● **THE EXERCISE**
Each line of the data that includes the string "name" is to be copied out.

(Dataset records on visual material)
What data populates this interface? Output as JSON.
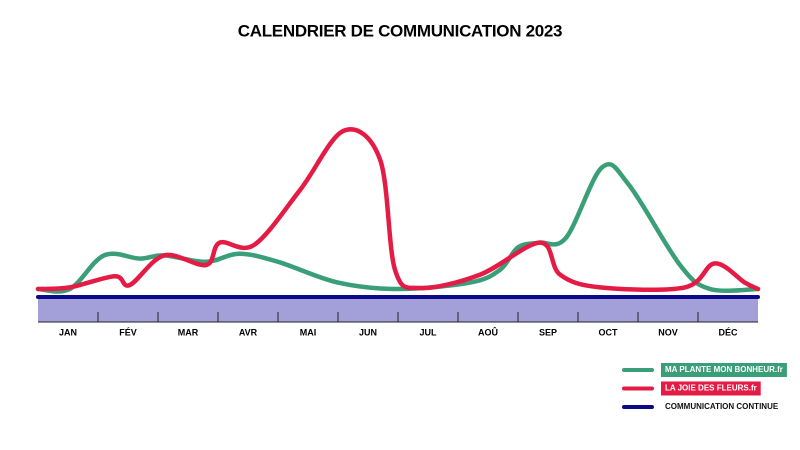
{
  "chart_data": {
    "type": "line",
    "title": "CALENDRIER DE COMMUNICATION 2023",
    "categories": [
      "JAN",
      "FÉV",
      "MAR",
      "AVR",
      "MAI",
      "JUN",
      "JUL",
      "AOÛ",
      "SEP",
      "OCT",
      "NOV",
      "DÉC"
    ],
    "xlim": [
      0,
      12
    ],
    "ylim": [
      -20,
      100
    ],
    "axis_color": "#a39fd8",
    "series": [
      {
        "name": "MA PLANTE MON BONHEUR.fr",
        "color": "#3a9e78",
        "x": [
          0,
          0.53,
          1.1,
          1.7,
          2.1,
          2.8,
          3.35,
          4.0,
          5.0,
          6.0,
          7.2,
          7.7,
          8.0,
          8.35,
          8.8,
          9.4,
          9.85,
          10.7,
          11.2,
          12
        ],
        "values": [
          0,
          0,
          21,
          19,
          21,
          17,
          22,
          17,
          4,
          0,
          4,
          12,
          26,
          29,
          32,
          76,
          65,
          15,
          0,
          0
        ]
      },
      {
        "name": "LA JOIE DES FLEURS.fr",
        "color": "#e41c45",
        "x": [
          0,
          0.53,
          1.28,
          1.53,
          2.1,
          2.8,
          3.03,
          3.6,
          4.37,
          5.1,
          5.7,
          5.95,
          6.37,
          7.37,
          8.37,
          8.7,
          9.37,
          10.78,
          11.28,
          11.78,
          12
        ],
        "values": [
          0,
          1,
          8,
          2.5,
          21,
          15,
          29,
          27.5,
          62,
          99,
          81,
          12,
          0.6,
          9,
          29,
          9,
          1,
          1,
          16,
          4,
          0
        ]
      },
      {
        "name": "COMMUNICATION CONTINUE",
        "color": "#0d0a8a",
        "x": [
          0,
          12
        ],
        "values": [
          -5,
          -5
        ]
      }
    ]
  }
}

● **SOLUTION TO THIS EXERCISE**
        "name": "MA PLANTE MON BONHEUR.fr",
        "name": "LA JOIE DES FLEURS.fr",
        "name": "COMMUNICATION CONTINUE",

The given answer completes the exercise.